Data to process:
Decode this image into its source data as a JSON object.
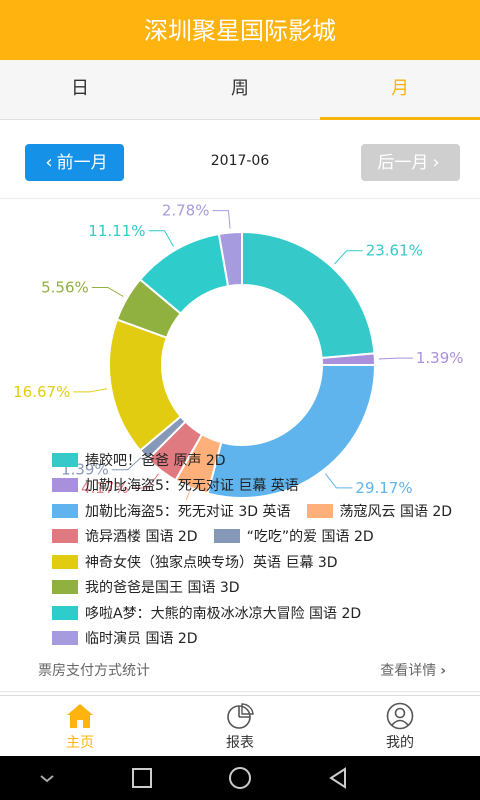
{
  "header": {
    "title": "深圳聚星国际影城"
  },
  "tabs": [
    {
      "label": "日"
    },
    {
      "label": "周"
    },
    {
      "label": "月"
    }
  ],
  "date_nav": {
    "prev_label": "前一月",
    "next_label": "后一月",
    "current": "2017-06"
  },
  "chart_data": {
    "type": "pie",
    "donut": true,
    "slices": [
      {
        "label": "捧跤吧！爸爸 原声 2D",
        "value": 23.61,
        "color": "#35c9c9"
      },
      {
        "label": "加勒比海盗5：死无对证 巨幕 英语",
        "value": 1.39,
        "color": "#a990dd"
      },
      {
        "label": "加勒比海盗5：死无对证 3D 英语",
        "value": 29.17,
        "color": "#5fb4ee"
      },
      {
        "label": "荡寇风云 国语 2D",
        "value": 4.17,
        "color": "#ffb07a"
      },
      {
        "label": "诡异酒楼 国语 2D",
        "value": 4.17,
        "color": "#df7a80"
      },
      {
        "label": "“吃吃”的爱 国语 2D",
        "value": 1.39,
        "color": "#8598b8"
      },
      {
        "label": "神奇女侠（独家点映专场）英语 巨幕 3D",
        "value": 16.67,
        "color": "#e1cc12"
      },
      {
        "label": "我的爸爸是国王 国语 3D",
        "value": 5.56,
        "color": "#90b040"
      },
      {
        "label": "哆啦A梦：大熊的南极冰冰凉大冒险 国语 2D",
        "value": 11.11,
        "color": "#2fcccc"
      },
      {
        "label": "临时演员 国语 2D",
        "value": 2.78,
        "color": "#a79be0"
      }
    ],
    "percent_labels": [
      "23.61%",
      "1.39%",
      "29.17%",
      "4.17%",
      "4.17%",
      "1.39%",
      "16.67%",
      "5.56%",
      "11.11%",
      "2.78%"
    ]
  },
  "legend": {
    "rows": [
      [
        {
          "label": "捧跤吧！爸爸 原声 2D",
          "color": "#35c9c9"
        }
      ],
      [
        {
          "label": "加勒比海盗5：死无对证 巨幕 英语",
          "color": "#a990dd"
        }
      ],
      [
        {
          "label": "加勒比海盗5：死无对证   3D  英语",
          "color": "#5fb4ee"
        },
        {
          "label": "荡寇风云 国语 2D",
          "color": "#ffb07a"
        }
      ],
      [
        {
          "label": "诡异酒楼 国语 2D",
          "color": "#df7a80"
        },
        {
          "label": "“吃吃”的爱 国语 2D",
          "color": "#8598b8"
        }
      ],
      [
        {
          "label": "神奇女侠（独家点映专场）英语 巨幕 3D",
          "color": "#e1cc12"
        }
      ],
      [
        {
          "label": "我的爸爸是国王 国语 3D",
          "color": "#90b040"
        }
      ],
      [
        {
          "label": "哆啦A梦：大熊的南极冰冰凉大冒险  国语 2D",
          "color": "#2fcccc"
        }
      ],
      [
        {
          "label": "临时演员 国语 2D",
          "color": "#a79be0"
        }
      ]
    ]
  },
  "footer": {
    "left": "票房支付方式统计",
    "right": "查看详情"
  },
  "bottom_nav": [
    {
      "label": "主页",
      "icon": "home-icon"
    },
    {
      "label": "报表",
      "icon": "pie-chart-icon"
    },
    {
      "label": "我的",
      "icon": "user-icon"
    }
  ],
  "colors": {
    "brand": "#ffb30f",
    "prev_button": "#1592e8",
    "next_button": "#cfcfcf"
  }
}
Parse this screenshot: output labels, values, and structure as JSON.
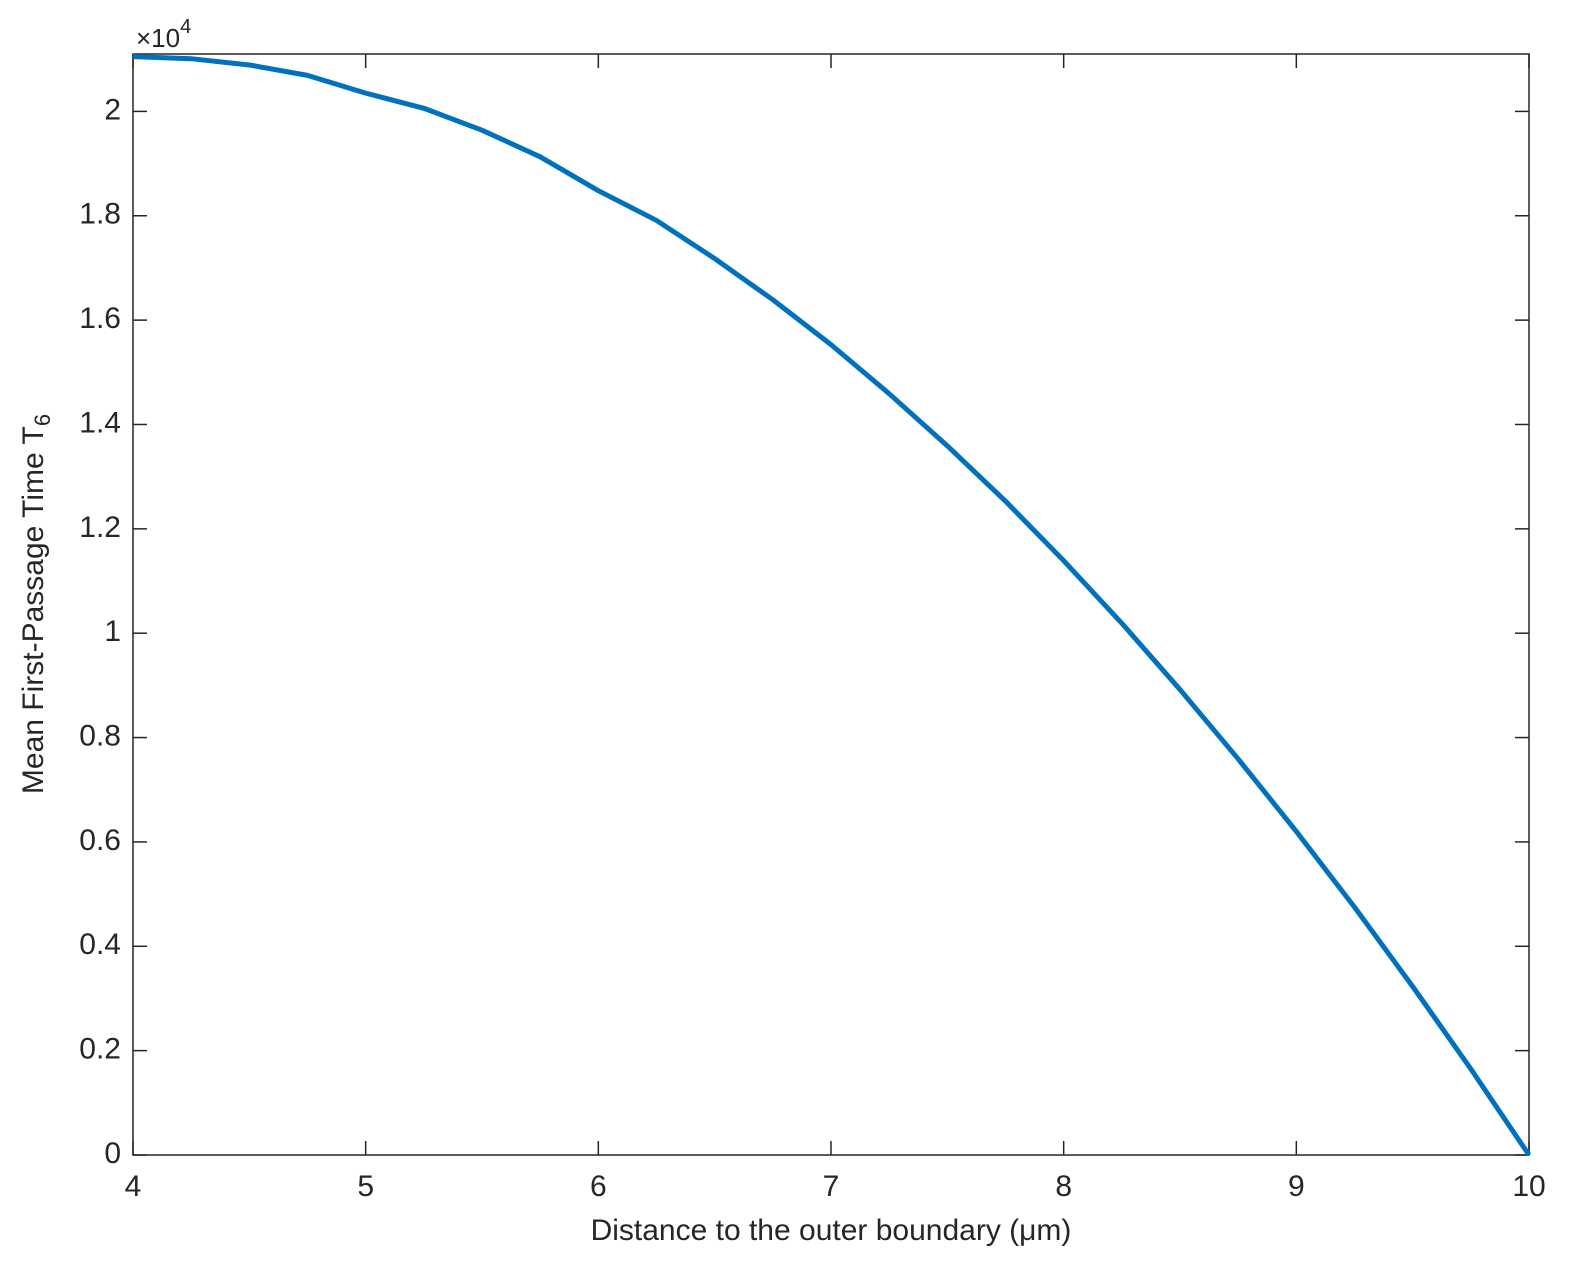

Your instructions: Go through the entries above and copy every line containing "icon".

Problem solution:
      "icon": "home-icon"
      "icon": "pie-chart-icon"
      "icon": "user-icon"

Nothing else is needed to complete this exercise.